Data extract:
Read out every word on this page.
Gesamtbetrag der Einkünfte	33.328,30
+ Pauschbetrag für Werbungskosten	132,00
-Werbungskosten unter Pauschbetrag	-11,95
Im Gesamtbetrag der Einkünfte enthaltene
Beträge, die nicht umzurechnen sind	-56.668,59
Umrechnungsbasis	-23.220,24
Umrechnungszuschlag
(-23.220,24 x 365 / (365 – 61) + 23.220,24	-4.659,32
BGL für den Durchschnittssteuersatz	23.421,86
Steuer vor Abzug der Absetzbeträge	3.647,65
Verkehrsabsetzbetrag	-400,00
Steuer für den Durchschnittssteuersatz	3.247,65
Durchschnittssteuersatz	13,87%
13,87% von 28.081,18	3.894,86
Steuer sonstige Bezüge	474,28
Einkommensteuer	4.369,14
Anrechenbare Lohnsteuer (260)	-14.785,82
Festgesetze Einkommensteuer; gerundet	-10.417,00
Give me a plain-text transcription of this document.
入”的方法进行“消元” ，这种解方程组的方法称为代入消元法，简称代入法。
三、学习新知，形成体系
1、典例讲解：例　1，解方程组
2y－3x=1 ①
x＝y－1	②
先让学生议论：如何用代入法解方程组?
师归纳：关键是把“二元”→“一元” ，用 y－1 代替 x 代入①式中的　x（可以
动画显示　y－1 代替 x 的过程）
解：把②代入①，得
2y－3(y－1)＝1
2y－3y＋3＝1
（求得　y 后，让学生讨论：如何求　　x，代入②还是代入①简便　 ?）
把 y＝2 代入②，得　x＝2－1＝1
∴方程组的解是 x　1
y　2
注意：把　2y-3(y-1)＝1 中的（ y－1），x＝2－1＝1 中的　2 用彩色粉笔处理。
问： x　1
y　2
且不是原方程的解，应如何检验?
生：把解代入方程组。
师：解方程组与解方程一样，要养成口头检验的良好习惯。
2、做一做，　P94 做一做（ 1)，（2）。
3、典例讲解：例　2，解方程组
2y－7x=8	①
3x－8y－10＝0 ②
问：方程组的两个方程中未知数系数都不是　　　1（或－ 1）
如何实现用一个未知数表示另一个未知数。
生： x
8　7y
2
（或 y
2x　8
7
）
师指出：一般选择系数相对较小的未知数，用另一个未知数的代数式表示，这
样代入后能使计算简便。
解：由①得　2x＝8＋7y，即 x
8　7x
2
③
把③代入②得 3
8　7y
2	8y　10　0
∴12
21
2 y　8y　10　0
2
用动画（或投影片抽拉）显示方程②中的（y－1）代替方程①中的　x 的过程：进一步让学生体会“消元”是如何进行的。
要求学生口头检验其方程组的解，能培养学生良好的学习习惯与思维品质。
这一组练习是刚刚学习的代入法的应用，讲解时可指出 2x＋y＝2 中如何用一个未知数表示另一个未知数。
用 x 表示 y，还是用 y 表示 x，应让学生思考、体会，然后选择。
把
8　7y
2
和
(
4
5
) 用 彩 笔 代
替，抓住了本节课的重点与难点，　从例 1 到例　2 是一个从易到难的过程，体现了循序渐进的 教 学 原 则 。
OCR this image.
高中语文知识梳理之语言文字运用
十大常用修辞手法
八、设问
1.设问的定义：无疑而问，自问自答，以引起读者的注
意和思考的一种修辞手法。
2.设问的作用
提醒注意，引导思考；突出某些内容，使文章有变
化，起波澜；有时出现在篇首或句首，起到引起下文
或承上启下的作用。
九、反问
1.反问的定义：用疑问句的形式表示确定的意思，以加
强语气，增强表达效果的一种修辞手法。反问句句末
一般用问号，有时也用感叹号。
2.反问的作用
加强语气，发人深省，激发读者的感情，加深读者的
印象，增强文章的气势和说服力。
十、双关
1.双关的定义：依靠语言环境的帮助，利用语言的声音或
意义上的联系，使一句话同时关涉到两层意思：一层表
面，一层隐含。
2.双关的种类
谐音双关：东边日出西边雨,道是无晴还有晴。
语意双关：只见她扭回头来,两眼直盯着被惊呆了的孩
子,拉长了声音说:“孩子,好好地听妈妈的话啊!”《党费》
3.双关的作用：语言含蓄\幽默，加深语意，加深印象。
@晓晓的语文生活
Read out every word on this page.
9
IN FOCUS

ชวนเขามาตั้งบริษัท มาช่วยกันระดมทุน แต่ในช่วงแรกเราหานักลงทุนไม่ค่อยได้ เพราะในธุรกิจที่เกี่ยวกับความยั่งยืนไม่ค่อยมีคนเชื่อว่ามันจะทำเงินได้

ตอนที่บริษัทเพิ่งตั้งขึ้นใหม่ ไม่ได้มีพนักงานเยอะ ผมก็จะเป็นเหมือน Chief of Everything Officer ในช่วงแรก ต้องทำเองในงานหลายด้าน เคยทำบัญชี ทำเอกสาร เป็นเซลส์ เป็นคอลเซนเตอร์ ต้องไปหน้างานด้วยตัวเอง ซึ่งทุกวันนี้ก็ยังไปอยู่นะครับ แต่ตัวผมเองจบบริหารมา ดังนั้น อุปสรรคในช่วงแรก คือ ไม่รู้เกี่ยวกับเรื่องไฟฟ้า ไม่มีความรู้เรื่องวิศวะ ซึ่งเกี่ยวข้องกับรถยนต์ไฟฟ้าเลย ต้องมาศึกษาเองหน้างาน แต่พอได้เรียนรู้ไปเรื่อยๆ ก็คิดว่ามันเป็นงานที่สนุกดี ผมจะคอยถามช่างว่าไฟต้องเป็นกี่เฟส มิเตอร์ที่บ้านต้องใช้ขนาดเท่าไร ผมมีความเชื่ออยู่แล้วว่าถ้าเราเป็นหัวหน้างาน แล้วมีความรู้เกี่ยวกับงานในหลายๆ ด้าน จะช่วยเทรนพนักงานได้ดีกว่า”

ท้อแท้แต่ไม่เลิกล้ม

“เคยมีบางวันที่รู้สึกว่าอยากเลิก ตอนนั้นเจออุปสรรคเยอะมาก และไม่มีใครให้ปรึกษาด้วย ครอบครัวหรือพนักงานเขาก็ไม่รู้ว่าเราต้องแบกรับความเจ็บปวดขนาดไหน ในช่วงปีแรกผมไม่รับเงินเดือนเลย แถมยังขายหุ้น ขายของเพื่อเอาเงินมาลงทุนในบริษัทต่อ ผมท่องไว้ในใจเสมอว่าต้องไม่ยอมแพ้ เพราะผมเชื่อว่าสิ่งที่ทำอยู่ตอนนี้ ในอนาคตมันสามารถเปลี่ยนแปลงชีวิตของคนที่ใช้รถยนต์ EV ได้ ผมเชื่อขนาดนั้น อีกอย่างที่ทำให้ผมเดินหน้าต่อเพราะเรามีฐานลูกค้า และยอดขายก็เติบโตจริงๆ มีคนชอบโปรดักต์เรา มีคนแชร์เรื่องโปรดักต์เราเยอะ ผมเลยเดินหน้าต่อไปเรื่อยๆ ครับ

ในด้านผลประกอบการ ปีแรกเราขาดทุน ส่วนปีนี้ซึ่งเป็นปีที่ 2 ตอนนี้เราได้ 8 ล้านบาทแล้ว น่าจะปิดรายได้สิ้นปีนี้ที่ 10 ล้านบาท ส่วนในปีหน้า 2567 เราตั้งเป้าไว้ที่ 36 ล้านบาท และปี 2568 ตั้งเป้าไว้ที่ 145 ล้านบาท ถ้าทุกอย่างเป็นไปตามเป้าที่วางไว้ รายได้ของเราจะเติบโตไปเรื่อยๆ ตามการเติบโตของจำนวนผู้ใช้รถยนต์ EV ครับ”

Goal of the exercise:
Write out every line of the records exactly.

Exercise result:
Read out every word on this page.
Gesamtbetrag der Einkünfte	33.328,30
+ Pauschbetrag für Werbungskosten	132,00
-Werbungskosten unter Pauschbetrag	-11,95
Im Gesamtbetrag der Einkünfte enthaltene
Beträge, die nicht umzurechnen sind	-56.668,59
Umrechnungsbasis	-23.220,24
Umrechnungszuschlag
(-23.220,24 x 365 / (365 – 61) + 23.220,24	-4.659,32
BGL für den Durchschnittssteuersatz	23.421,86
Steuer vor Abzug der Absetzbeträge	3.647,65
Verkehrsabsetzbetrag	-400,00
Steuer für den Durchschnittssteuersatz	3.247,65
Durchschnittssteuersatz	13,87%
13,87% von 28.081,18	3.894,86
Steuer sonstige Bezüge	474,28
Einkommensteuer	4.369,14
Anrechenbare Lohnsteuer (260)	-14.785,82
Festgesetze Einkommensteuer; gerundet	-10.417,00
Give me a plain-text transcription of this document.
入”的方法进行“消元” ，这种解方程组的方法称为代入消元法，简称代入法。
三、学习新知，形成体系
1、典例讲解：例　1，解方程组
2y－3x=1 ①
x＝y－1	②
先让学生议论：如何用代入法解方程组?
师归纳：关键是把“二元”→“一元” ，用 y－1 代替 x 代入①式中的　x（可以
动画显示　y－1 代替 x 的过程）
解：把②代入①，得
2y－3(y－1)＝1
2y－3y＋3＝1
（求得　y 后，让学生讨论：如何求　　x，代入②还是代入①简便　 ?）
把 y＝2 代入②，得　x＝2－1＝1
∴方程组的解是 x　1
y　2
注意：把　2y-3(y-1)＝1 中的（ y－1），x＝2－1＝1 中的　2 用彩色粉笔处理。
问： x　1
y　2
且不是原方程的解，应如何检验?
生：把解代入方程组。
师：解方程组与解方程一样，要养成口头检验的良好习惯。
2、做一做，　P94 做一做（ 1)，（2）。
3、典例讲解：例　2，解方程组
2y－7x=8	①
3x－8y－10＝0 ②
问：方程组的两个方程中未知数系数都不是　　　1（或－ 1）
如何实现用一个未知数表示另一个未知数。
生： x
8　7y
2
（或 y
2x　8
7
）
师指出：一般选择系数相对较小的未知数，用另一个未知数的代数式表示，这
样代入后能使计算简便。
解：由①得　2x＝8＋7y，即 x
8　7x
2
③
把③代入②得 3
8　7y
2	8y　10　0
∴12
21
2 y　8y　10　0
2
用动画（或投影片抽拉）显示方程②中的（y－1）代替方程①中的　x 的过程：进一步让学生体会“消元”是如何进行的。
要求学生口头检验其方程组的解，能培养学生良好的学习习惯与思维品质。
这一组练习是刚刚学习的代入法的应用，讲解时可指出 2x＋y＝2 中如何用一个未知数表示另一个未知数。
用 x 表示 y，还是用 y 表示 x，应让学生思考、体会，然后选择。
把
8　7y
2
和
(
4
5
) 用 彩 笔 代
替，抓住了本节课的重点与难点，　从例 1 到例　2 是一个从易到难的过程，体现了循序渐进的 教 学 原 则 。
OCR this image.
高中语文知识梳理之语言文字运用
十大常用修辞手法
八、设问
1.设问的定义：无疑而问，自问自答，以引起读者的注
意和思考的一种修辞手法。
2.设问的作用
提醒注意，引导思考；突出某些内容，使文章有变
化，起波澜；有时出现在篇首或句首，起到引起下文
或承上启下的作用。
九、反问
1.反问的定义：用疑问句的形式表示确定的意思，以加
强语气，增强表达效果的一种修辞手法。反问句句末
一般用问号，有时也用感叹号。
2.反问的作用
加强语气，发人深省，激发读者的感情，加深读者的
印象，增强文章的气势和说服力。
十、双关
1.双关的定义：依靠语言环境的帮助，利用语言的声音或
意义上的联系，使一句话同时关涉到两层意思：一层表
面，一层隐含。
2.双关的种类
谐音双关：东边日出西边雨,道是无晴还有晴。
语意双关：只见她扭回头来,两眼直盯着被惊呆了的孩
子,拉长了声音说:“孩子,好好地听妈妈的话啊!”《党费》
3.双关的作用：语言含蓄\幽默，加深语意，加深印象。
@晓晓的语文生活
Read out every word on this page.
9
IN FOCUS

ชวนเขามาตั้งบริษัท มาช่วยกันระดมทุน แต่ในช่วงแรกเราหานักลงทุนไม่ค่อยได้ เพราะในธุรกิจที่เกี่ยวกับความยั่งยืนไม่ค่อยมีคนเชื่อว่ามันจะทำเงินได้

ตอนที่บริษัทเพิ่งตั้งขึ้นใหม่ ไม่ได้มีพนักงานเยอะ ผมก็จะเป็นเหมือน Chief of Everything Officer ในช่วงแรก ต้องทำเองในงานหลายด้าน เคยทำบัญชี ทำเอกสาร เป็นเซลส์ เป็นคอลเซนเตอร์ ต้องไปหน้างานด้วยตัวเอง ซึ่งทุกวันนี้ก็ยังไปอยู่นะครับ แต่ตัวผมเองจบบริหารมา ดังนั้น อุปสรรคในช่วงแรก คือ ไม่รู้เกี่ยวกับเรื่องไฟฟ้า ไม่มีความรู้เรื่องวิศวะ ซึ่งเกี่ยวข้องกับรถยนต์ไฟฟ้าเลย ต้องมาศึกษาเองหน้างาน แต่พอได้เรียนรู้ไปเรื่อยๆ ก็คิดว่ามันเป็นงานที่สนุกดี ผมจะคอยถามช่างว่าไฟต้องเป็นกี่เฟส มิเตอร์ที่บ้านต้องใช้ขนาดเท่าไร ผมมีความเชื่ออยู่แล้วว่าถ้าเราเป็นหัวหน้างาน แล้วมีความรู้เกี่ยวกับงานในหลายๆ ด้าน จะช่วยเทรนพนักงานได้ดีกว่า”

ท้อแท้แต่ไม่เลิกล้ม

“เคยมีบางวันที่รู้สึกว่าอยากเลิก ตอนนั้นเจออุปสรรคเยอะมาก และไม่มีใครให้ปรึกษาด้วย ครอบครัวหรือพนักงานเขาก็ไม่รู้ว่าเราต้องแบกรับความเจ็บปวดขนาดไหน ในช่วงปีแรกผมไม่รับเงินเดือนเลย แถมยังขายหุ้น ขายของเพื่อเอาเงินมาลงทุนในบริษัทต่อ ผมท่องไว้ในใจเสมอว่าต้องไม่ยอมแพ้ เพราะผมเชื่อว่าสิ่งที่ทำอยู่ตอนนี้ ในอนาคตมันสามารถเปลี่ยนแปลงชีวิตของคนที่ใช้รถยนต์ EV ได้ ผมเชื่อขนาดนั้น อีกอย่างที่ทำให้ผมเดินหน้าต่อเพราะเรามีฐานลูกค้า และยอดขายก็เติบโตจริงๆ มีคนชอบโปรดักต์เรา มีคนแชร์เรื่องโปรดักต์เราเยอะ ผมเลยเดินหน้าต่อไปเรื่อยๆ ครับ

ในด้านผลประกอบการ ปีแรกเราขาดทุน ส่วนปีนี้ซึ่งเป็นปีที่ 2 ตอนนี้เราได้ 8 ล้านบาทแล้ว น่าจะปิดรายได้สิ้นปีนี้ที่ 10 ล้านบาท ส่วนในปีหน้า 2567 เราตั้งเป้าไว้ที่ 36 ล้านบาท และปี 2568 ตั้งเป้าไว้ที่ 145 ล้านบาท ถ้าทุกอย่างเป็นไปตามเป้าที่วางไว้ รายได้ของเราจะเติบโตไปเรื่อยๆ ตามการเติบโตของจำนวนผู้ใช้รถยนต์ EV ครับ”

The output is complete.